Request:
Please rewrite the lines below, putting "box coordinates" wherever "bounding boxes" appears and keeping everything else the same. Leave the pictures out.
============================================================
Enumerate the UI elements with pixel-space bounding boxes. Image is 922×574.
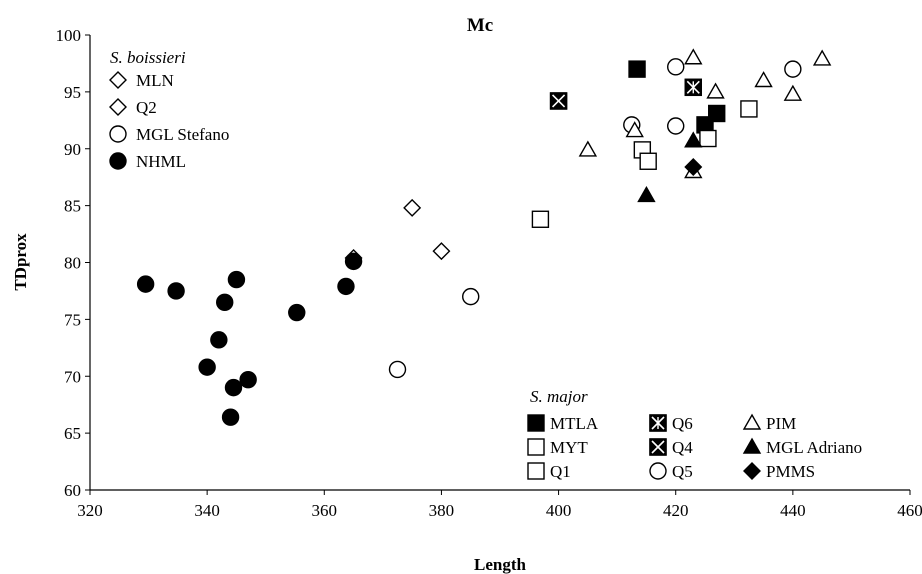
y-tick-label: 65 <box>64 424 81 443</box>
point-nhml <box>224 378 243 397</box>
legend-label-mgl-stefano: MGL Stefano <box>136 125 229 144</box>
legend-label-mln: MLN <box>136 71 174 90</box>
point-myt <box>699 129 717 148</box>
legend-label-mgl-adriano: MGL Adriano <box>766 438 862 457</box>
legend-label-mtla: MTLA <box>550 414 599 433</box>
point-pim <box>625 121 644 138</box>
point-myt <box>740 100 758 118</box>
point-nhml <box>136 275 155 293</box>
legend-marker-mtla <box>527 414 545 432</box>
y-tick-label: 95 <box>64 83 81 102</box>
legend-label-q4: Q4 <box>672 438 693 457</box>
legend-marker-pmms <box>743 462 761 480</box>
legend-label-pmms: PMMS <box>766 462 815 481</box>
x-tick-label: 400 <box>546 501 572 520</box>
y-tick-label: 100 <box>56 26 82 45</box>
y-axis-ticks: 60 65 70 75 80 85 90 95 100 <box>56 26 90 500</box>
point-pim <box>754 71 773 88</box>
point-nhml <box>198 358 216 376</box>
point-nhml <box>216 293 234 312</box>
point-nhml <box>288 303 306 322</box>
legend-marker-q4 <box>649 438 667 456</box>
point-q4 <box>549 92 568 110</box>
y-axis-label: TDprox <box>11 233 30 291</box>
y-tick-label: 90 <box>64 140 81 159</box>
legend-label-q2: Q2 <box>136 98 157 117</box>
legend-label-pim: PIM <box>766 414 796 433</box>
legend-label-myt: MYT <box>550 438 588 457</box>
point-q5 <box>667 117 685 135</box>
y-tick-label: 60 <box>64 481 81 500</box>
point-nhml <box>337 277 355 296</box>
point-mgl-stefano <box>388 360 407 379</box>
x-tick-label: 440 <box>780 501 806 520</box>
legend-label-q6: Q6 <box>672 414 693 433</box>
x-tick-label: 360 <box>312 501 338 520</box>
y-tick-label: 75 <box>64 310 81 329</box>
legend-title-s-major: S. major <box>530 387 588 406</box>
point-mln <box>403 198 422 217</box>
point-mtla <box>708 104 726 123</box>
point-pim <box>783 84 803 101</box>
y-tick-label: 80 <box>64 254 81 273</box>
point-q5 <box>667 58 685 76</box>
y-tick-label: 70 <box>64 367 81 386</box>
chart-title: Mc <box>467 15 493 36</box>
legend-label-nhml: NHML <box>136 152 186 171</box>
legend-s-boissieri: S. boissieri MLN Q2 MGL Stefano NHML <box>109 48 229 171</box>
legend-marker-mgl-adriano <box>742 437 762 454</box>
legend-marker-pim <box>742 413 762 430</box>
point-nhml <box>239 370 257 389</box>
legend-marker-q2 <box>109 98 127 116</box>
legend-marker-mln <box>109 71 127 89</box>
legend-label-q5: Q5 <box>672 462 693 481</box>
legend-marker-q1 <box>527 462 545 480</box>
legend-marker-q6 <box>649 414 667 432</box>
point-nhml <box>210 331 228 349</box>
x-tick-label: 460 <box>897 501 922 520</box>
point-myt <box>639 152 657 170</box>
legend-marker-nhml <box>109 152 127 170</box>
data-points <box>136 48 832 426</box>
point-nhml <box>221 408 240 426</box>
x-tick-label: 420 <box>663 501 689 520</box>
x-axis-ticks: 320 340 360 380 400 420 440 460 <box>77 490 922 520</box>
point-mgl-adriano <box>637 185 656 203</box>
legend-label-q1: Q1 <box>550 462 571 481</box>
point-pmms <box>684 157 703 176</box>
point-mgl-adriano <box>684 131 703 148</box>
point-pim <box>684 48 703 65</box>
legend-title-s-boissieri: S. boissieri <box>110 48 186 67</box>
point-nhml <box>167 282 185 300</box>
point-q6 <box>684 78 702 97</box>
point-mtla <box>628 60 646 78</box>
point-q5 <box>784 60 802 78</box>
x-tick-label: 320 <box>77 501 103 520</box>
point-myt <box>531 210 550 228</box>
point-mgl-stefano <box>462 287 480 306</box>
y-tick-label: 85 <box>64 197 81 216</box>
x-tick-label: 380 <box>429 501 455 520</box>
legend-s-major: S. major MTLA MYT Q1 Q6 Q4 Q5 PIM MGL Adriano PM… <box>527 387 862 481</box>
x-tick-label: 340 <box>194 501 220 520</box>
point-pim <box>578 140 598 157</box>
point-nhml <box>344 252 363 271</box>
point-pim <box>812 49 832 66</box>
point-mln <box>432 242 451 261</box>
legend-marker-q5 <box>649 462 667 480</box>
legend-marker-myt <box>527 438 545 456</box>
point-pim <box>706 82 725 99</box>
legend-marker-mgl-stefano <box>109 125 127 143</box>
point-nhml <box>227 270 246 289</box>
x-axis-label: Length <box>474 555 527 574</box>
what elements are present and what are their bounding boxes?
============================================================
Written answer:
Enumerate the UI elements with pixel-space box coordinates. Image is 922×574.
y-tick-label: 65 <box>64 424 81 443</box>
point-nhml <box>224 378 243 397</box>
legend-label-mgl-stefano: MGL Stefano <box>136 125 229 144</box>
legend-label-mln: MLN <box>136 71 174 90</box>
point-myt <box>699 129 717 148</box>
legend-label-mgl-adriano: MGL Adriano <box>766 438 862 457</box>
legend-label-mtla: MTLA <box>550 414 599 433</box>
point-pim <box>625 121 644 138</box>
point-myt <box>740 100 758 118</box>
point-nhml <box>136 275 155 293</box>
legend-marker-mtla <box>527 414 545 432</box>
y-tick-label: 95 <box>64 83 81 102</box>
legend-label-q4: Q4 <box>672 438 693 457</box>
legend-marker-pmms <box>743 462 761 480</box>
legend-label-pmms: PMMS <box>766 462 815 481</box>
x-tick-label: 400 <box>546 501 572 520</box>
y-tick-label: 100 <box>56 26 82 45</box>
y-axis-ticks: 60 65 70 75 80 85 90 95 100 <box>56 26 90 500</box>
point-pim <box>754 71 773 88</box>
point-nhml <box>198 358 216 376</box>
point-nhml <box>216 293 234 312</box>
point-nhml <box>288 303 306 322</box>
legend-marker-q4 <box>649 438 667 456</box>
point-q4 <box>549 92 568 110</box>
y-axis-label: TDprox <box>11 233 30 291</box>
y-tick-label: 90 <box>64 140 81 159</box>
legend-label-q2: Q2 <box>136 98 157 117</box>
legend-label-pim: PIM <box>766 414 796 433</box>
legend-label-myt: MYT <box>550 438 588 457</box>
point-q5 <box>667 117 685 135</box>
y-tick-label: 60 <box>64 481 81 500</box>
point-nhml <box>337 277 355 296</box>
point-mgl-stefano <box>388 360 407 379</box>
x-tick-label: 440 <box>780 501 806 520</box>
legend-label-q6: Q6 <box>672 414 693 433</box>
x-tick-label: 360 <box>312 501 338 520</box>
y-tick-label: 75 <box>64 310 81 329</box>
legend-title-s-major: S. major <box>530 387 588 406</box>
point-mln <box>403 198 422 217</box>
point-mtla <box>708 104 726 123</box>
point-pim <box>783 84 803 101</box>
y-tick-label: 80 <box>64 254 81 273</box>
point-q5 <box>667 58 685 76</box>
y-tick-label: 70 <box>64 367 81 386</box>
chart-title: Mc <box>467 15 493 36</box>
legend-label-nhml: NHML <box>136 152 186 171</box>
legend-s-boissieri: S. boissieri MLN Q2 MGL Stefano NHML <box>109 48 229 171</box>
legend-marker-mgl-adriano <box>742 437 762 454</box>
legend-marker-pim <box>742 413 762 430</box>
point-nhml <box>239 370 257 389</box>
legend-marker-q2 <box>109 98 127 116</box>
legend-marker-mln <box>109 71 127 89</box>
legend-label-q5: Q5 <box>672 462 693 481</box>
legend-marker-q1 <box>527 462 545 480</box>
legend-marker-q6 <box>649 414 667 432</box>
point-nhml <box>210 331 228 349</box>
x-tick-label: 460 <box>897 501 922 520</box>
point-myt <box>639 152 657 170</box>
legend-marker-nhml <box>109 152 127 170</box>
data-points <box>136 48 832 426</box>
point-nhml <box>221 408 240 426</box>
x-tick-label: 420 <box>663 501 689 520</box>
x-axis-ticks: 320 340 360 380 400 420 440 460 <box>77 490 922 520</box>
point-mgl-adriano <box>637 185 656 203</box>
legend-label-q1: Q1 <box>550 462 571 481</box>
point-pmms <box>684 157 703 176</box>
point-mgl-adriano <box>684 131 703 148</box>
point-pim <box>684 48 703 65</box>
legend-title-s-boissieri: S. boissieri <box>110 48 186 67</box>
point-nhml <box>167 282 185 300</box>
point-q6 <box>684 78 702 97</box>
point-mtla <box>628 60 646 78</box>
point-q5 <box>784 60 802 78</box>
x-tick-label: 320 <box>77 501 103 520</box>
point-myt <box>531 210 550 228</box>
point-mgl-stefano <box>462 287 480 306</box>
y-tick-label: 85 <box>64 197 81 216</box>
x-tick-label: 380 <box>429 501 455 520</box>
legend-s-major: S. major MTLA MYT Q1 Q6 Q4 Q5 PIM MGL Adriano PM… <box>527 387 862 481</box>
x-tick-label: 340 <box>194 501 220 520</box>
point-pim <box>578 140 598 157</box>
point-nhml <box>344 252 363 271</box>
point-pim <box>812 49 832 66</box>
point-mln <box>432 242 451 261</box>
legend-marker-q5 <box>649 462 667 480</box>
legend-marker-myt <box>527 438 545 456</box>
point-pim <box>706 82 725 99</box>
legend-marker-mgl-stefano <box>109 125 127 143</box>
point-nhml <box>227 270 246 289</box>
x-axis-label: Length <box>474 555 527 574</box>
what elements are present and what are their box coordinates?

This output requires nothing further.